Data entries
◆ ◆ ◆ ◆ ◆ ◆ ◆

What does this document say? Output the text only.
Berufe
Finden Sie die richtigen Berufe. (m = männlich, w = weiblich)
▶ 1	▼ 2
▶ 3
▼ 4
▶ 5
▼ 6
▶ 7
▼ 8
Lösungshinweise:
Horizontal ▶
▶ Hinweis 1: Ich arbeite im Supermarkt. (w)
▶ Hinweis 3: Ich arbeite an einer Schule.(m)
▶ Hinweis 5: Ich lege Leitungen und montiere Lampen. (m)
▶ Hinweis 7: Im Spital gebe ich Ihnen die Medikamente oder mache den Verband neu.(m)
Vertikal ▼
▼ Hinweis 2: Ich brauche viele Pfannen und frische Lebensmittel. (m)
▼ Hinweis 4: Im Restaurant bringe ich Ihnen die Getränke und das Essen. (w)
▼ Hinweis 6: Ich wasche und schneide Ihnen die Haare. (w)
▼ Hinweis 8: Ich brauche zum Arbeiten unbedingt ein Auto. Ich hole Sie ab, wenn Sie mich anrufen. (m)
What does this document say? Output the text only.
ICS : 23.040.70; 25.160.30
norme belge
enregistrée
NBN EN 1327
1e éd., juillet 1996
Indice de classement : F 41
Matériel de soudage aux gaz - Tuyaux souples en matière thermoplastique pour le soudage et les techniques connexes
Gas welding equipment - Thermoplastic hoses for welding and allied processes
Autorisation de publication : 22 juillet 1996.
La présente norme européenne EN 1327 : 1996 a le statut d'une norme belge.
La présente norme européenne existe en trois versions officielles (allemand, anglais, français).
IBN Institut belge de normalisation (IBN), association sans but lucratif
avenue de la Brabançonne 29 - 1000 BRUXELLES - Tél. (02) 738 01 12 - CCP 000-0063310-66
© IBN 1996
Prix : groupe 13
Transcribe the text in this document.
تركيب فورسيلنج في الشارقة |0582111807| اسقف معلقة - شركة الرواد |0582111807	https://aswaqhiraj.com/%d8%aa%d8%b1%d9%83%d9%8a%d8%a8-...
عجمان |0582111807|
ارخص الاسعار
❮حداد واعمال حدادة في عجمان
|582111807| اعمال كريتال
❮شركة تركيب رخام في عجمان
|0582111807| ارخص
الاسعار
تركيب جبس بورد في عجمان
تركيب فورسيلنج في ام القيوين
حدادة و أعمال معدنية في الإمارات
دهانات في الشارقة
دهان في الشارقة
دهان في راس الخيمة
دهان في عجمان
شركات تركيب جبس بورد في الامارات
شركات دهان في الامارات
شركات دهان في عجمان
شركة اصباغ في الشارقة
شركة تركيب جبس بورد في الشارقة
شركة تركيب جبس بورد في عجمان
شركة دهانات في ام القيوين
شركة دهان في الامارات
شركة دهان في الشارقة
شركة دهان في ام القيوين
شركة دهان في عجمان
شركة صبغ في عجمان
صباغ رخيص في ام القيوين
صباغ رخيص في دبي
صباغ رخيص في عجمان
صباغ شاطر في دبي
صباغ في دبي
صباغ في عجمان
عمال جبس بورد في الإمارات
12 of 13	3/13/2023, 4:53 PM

◆ ◆ ◆ ◆ ◆ ◆ ◆

**Exercise aim:** Where a line contains the string "présente", extract that line.

**Task response:**
La présente norme européenne EN 1327 : 1996 a le statut d'une norme belge.
La présente norme européenne existe en trois versions officielles (allemand, anglais, français).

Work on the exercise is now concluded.